_节选文字_:
>>>>>
去年11月23日,采访陈小春那天,北京迎来入冬后最冷的一天,最低气温零下4℃。当天最热门的新闻是北京某幼儿园突然爆出的涉嫌虐童事件。

陈小春尚未注意到已在微博和微信朋友圈刷屏的幼儿园事件。被告知后,他露出咬牙切齿的表情:“有时候看到这种行为……唉,真的,原来我们是动物,但我们有脑啊,怎么会做出这种事情?”

遇到这类新闻,他通常都会在微博上转发,让更多人看到。“你如果连转发—是对这些事情有一些态度、看法—你都不拿出来的话,我觉得我们会跟他们这些人一模一样。”他对记者说。

身为家中长子,陈小春小时候曾被父亲锁在铁栅栏上—因为担心他暑假跑出去玩,没人照顾弟弟妹妹。他并没有因此怨恨父亲,甚至认为如果父亲不那么严厉,自己可能早就死掉了。尽管他在一定程度上认同父亲当年的做法,但并没有将之延续到儿子身上,最多习惯性地吼一声,或者不自觉地摆副臭脸。

46岁得子,他比大多数人更懂父亲这一角色的含义。“虐童”事件于他而言,是难以想象的,“太恐怖,小孩子,几岁而已噢。”
<<<<<
_所示数据_:
>>>>>
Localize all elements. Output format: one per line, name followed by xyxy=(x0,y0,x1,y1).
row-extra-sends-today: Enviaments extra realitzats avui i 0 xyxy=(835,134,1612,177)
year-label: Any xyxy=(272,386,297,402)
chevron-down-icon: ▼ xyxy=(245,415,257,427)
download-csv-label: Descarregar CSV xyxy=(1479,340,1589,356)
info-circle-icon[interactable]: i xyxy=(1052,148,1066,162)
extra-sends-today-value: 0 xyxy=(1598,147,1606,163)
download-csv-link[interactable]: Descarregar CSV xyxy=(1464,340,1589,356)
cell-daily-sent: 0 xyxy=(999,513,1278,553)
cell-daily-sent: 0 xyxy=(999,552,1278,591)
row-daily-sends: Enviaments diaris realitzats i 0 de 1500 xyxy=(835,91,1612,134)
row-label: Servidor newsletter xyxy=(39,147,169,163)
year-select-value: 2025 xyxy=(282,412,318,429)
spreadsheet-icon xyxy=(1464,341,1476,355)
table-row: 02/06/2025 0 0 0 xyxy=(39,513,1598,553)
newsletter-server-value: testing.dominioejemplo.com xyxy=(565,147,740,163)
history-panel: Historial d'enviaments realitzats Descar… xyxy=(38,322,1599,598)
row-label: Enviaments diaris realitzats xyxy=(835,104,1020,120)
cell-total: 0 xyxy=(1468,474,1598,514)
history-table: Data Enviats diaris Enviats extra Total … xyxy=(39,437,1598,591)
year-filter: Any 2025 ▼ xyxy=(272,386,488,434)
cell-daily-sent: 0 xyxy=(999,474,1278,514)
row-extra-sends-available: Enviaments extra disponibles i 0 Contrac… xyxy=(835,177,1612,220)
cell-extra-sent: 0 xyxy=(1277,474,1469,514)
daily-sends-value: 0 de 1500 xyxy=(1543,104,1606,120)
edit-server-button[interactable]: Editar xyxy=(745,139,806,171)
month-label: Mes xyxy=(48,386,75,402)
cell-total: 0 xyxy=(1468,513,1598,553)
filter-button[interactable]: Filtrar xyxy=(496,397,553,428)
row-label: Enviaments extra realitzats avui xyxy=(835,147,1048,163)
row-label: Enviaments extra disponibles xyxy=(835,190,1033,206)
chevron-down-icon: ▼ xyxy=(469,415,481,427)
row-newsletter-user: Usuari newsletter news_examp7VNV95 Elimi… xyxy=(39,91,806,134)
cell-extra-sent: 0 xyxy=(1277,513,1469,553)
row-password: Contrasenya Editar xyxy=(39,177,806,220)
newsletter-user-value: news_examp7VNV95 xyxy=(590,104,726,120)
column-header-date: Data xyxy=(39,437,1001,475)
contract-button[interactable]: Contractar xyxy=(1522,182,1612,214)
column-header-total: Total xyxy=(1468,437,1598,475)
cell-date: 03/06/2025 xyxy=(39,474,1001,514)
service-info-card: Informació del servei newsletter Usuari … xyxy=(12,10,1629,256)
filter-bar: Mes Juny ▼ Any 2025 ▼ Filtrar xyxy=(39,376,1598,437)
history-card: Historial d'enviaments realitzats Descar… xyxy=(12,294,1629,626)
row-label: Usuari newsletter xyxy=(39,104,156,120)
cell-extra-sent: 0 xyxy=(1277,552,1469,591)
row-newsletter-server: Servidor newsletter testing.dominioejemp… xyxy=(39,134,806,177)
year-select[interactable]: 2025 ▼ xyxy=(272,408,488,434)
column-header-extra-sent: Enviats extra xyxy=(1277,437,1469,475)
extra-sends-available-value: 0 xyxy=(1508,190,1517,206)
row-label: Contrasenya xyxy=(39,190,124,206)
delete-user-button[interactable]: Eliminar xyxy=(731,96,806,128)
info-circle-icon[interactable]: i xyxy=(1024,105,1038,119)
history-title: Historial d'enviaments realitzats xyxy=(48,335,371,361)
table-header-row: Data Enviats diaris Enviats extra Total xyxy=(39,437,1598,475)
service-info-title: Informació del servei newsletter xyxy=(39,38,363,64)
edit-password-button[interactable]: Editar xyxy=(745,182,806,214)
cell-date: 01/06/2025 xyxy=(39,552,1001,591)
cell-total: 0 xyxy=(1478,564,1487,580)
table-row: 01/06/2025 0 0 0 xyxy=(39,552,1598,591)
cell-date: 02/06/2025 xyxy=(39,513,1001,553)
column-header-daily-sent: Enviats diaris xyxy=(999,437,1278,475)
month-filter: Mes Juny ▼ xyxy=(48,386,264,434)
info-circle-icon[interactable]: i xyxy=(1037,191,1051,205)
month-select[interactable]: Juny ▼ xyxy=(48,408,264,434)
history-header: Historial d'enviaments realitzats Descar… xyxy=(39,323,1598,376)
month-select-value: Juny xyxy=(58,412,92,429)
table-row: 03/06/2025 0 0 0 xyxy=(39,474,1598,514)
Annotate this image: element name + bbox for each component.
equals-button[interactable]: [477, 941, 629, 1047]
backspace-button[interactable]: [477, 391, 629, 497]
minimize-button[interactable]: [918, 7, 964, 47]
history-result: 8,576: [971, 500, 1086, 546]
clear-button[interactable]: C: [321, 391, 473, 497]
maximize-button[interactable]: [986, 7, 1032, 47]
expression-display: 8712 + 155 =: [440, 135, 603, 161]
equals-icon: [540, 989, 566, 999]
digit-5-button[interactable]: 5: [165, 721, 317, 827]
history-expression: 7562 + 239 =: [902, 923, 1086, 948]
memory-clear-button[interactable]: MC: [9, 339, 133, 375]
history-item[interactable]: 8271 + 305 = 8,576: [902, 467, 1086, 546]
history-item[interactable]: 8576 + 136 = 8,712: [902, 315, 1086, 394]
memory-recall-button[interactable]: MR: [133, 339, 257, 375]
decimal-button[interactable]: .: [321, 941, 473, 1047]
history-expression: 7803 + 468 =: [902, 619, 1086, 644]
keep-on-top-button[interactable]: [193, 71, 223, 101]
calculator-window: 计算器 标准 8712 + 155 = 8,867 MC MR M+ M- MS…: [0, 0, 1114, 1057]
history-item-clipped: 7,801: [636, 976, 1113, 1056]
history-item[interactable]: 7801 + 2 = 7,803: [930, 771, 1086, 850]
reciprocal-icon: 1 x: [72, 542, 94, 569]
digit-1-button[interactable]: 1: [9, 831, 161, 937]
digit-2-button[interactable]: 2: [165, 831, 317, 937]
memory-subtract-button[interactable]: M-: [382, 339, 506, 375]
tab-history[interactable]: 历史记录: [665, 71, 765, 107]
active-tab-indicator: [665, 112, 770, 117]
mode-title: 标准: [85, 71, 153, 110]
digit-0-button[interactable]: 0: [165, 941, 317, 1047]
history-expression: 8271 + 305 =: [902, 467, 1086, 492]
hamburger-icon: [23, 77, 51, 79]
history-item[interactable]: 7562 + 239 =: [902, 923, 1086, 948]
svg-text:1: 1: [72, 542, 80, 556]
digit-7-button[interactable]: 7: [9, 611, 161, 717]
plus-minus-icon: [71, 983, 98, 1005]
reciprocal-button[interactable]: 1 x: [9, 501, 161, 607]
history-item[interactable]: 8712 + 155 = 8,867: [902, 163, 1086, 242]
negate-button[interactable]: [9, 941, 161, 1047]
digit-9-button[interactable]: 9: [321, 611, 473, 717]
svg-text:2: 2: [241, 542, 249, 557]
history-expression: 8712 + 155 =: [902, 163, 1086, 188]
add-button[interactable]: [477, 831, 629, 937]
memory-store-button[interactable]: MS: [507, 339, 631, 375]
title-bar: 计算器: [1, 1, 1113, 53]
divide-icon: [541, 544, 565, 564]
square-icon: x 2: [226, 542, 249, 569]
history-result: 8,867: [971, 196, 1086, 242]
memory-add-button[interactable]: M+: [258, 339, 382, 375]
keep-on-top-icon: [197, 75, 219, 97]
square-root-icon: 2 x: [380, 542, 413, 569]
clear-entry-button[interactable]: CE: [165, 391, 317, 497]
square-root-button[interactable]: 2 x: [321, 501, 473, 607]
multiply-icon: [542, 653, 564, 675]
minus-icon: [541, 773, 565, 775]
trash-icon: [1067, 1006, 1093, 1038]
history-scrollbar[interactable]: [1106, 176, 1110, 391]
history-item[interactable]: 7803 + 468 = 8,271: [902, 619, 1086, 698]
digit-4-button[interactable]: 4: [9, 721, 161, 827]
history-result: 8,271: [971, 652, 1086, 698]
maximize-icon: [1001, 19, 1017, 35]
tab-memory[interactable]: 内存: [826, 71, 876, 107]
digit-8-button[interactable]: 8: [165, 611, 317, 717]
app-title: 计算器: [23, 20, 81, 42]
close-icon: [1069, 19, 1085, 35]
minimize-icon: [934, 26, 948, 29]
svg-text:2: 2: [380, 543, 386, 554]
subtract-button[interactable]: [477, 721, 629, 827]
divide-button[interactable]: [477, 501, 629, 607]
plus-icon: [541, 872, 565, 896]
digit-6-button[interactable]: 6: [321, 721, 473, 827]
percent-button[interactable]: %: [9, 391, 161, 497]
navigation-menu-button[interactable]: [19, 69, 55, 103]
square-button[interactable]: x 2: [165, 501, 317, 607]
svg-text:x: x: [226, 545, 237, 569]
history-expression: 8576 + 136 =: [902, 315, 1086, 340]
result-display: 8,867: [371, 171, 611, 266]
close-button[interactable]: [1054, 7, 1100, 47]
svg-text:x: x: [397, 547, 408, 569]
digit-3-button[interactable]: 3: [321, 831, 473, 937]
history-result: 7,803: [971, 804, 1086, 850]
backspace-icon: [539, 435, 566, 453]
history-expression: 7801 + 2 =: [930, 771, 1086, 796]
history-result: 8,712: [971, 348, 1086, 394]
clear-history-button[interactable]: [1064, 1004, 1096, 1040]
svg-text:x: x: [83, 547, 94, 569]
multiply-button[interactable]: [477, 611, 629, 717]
<<<<<
_笔答题 1_:
将记录从第一行起、到含有“row-label: Servidor newsletter”的那一行为止(首尾两行均包括在内)整理成 JSON 字符串列表,每行对应一个字符串,空行略去。
_笔答题 2_:
接着陈小春采访这段文字的末尾往下续写。

_练习答案 1_:
[
  "Localize all elements. Output format: one per line, name followed by xyxy=(x0,y0,x1,y1).",
  "row-extra-sends-today: Enviaments extra realitzats avui i 0 xyxy=(835,134,1612,177)",
  "year-label: Any xyxy=(272,386,297,402)",
  "chevron-down-icon: ▼ xyxy=(245,415,257,427)",
  "download-csv-label: Descarregar CSV xyxy=(1479,340,1589,356)",
  "info-circle-icon[interactable]: i xyxy=(1052,148,1066,162)",
  "extra-sends-today-value: 0 xyxy=(1598,147,1606,163)",
  "download-csv-link[interactable]: Descarregar CSV xyxy=(1464,340,1589,356)",
  "cell-daily-sent: 0 xyxy=(999,513,1278,553)",
  "cell-daily-sent: 0 xyxy=(999,552,1278,591)",
  "row-daily-sends: Enviaments diaris realitzats i 0 de 1500 xyxy=(835,91,1612,134)",
  "row-label: Servidor newsletter xyxy=(39,147,169,163)"
]

_练习答案 2_:
陈小春从小有一个朴素的志向—做一个好人。

这是父亲给他的启示,父亲对他比较凶,但“(让我)起码不会害人,我一直觉得人必须要有这种观念。”基于此,妻子还处于妊娠期时,陈小春就为尚未出生的儿子想好了“志向”:当医生。这个志向可以救人,约等于“好人”中的最高级。

别提“古惑仔”

“我们边吃边聊也可以的,是吧?你吃过咯?”这是陈小春接受采访时说的第一句话。

此前,他刚刚接受了内地一家网站的视频采访。他被要求回答在家里和妻子应采儿谁话语权大、是不是分不清“嗯哼”和“啊哈”的发音等问题,末了还要用港普念一段绕口令。他一一配合。

他有很强的气场以及颇具个人风格的热情与周到,并懂得如何使场面维持和谐。摄像机关掉,他好像也一下子宕机,恢复了臭臭的面孔。他这一天过得像打仗。“很跳。”他说。

“早上8点多起来化妆,化完就去四十几楼拍宣传照片,很多人啊啊啊啊,笑啊,叫我笑笑笑大跳大跳。OK,我尽量吧……吃完午饭又拍了什么VCR……然后就直接坐车去现场……走地毯啊,走走走走走,然后去房间等。没等几分钟,啊又专访,访一下,继续了,准备了,搞搞搞。颁奖?好,颁奖,下来……又再去做访问……回房间,回房间还有两个访问,好,OK。访问要多久?一个多小时,哈?OK……”

这是典型的陈小春式表达,没有复杂的句式,简略,生动,带点诙谐。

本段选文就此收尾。